» Exercise prompt
Please render the entries below as a numbered list, omitting any blank lines and leaving the pictures out.

Annotated region listings
— start —

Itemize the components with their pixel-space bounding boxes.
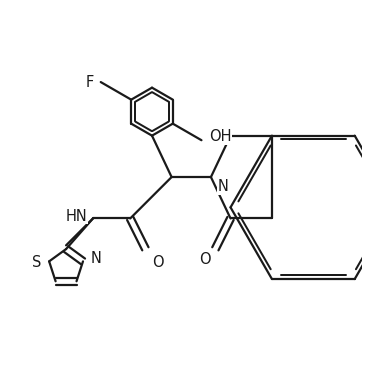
Text: S: S: [32, 255, 42, 270]
Text: N: N: [91, 251, 101, 266]
Text: OH: OH: [209, 130, 232, 145]
Text: O: O: [152, 255, 164, 270]
Text: N: N: [218, 179, 228, 194]
Text: O: O: [199, 252, 211, 267]
Text: HN: HN: [66, 209, 88, 224]
Text: F: F: [86, 74, 94, 89]
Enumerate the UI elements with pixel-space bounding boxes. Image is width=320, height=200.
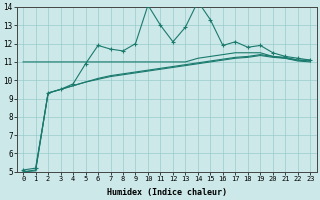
X-axis label: Humidex (Indice chaleur): Humidex (Indice chaleur) xyxy=(107,188,227,197)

— end —

» Result
1. Itemize the components with their pixel-space bounding boxes.
2. Text: S: S: [32, 255, 42, 270]
3. Text: N: N: [91, 251, 101, 266]
4. Text: OH: OH: [209, 130, 232, 145]
5. Text: O: O: [152, 255, 164, 270]
6. Text: N: N: [218, 179, 228, 194]
7. Text: O: O: [199, 252, 211, 267]
8. Text: HN: HN: [66, 209, 88, 224]
9. Text: F: F: [86, 74, 94, 89]
10. Enumerate the UI elements with pixel-space bounding boxes. Image is width=320, height=200.
11. X-axis label: Humidex (Indice chaleur): Humidex (Indice chaleur) xyxy=(107,188,227,197)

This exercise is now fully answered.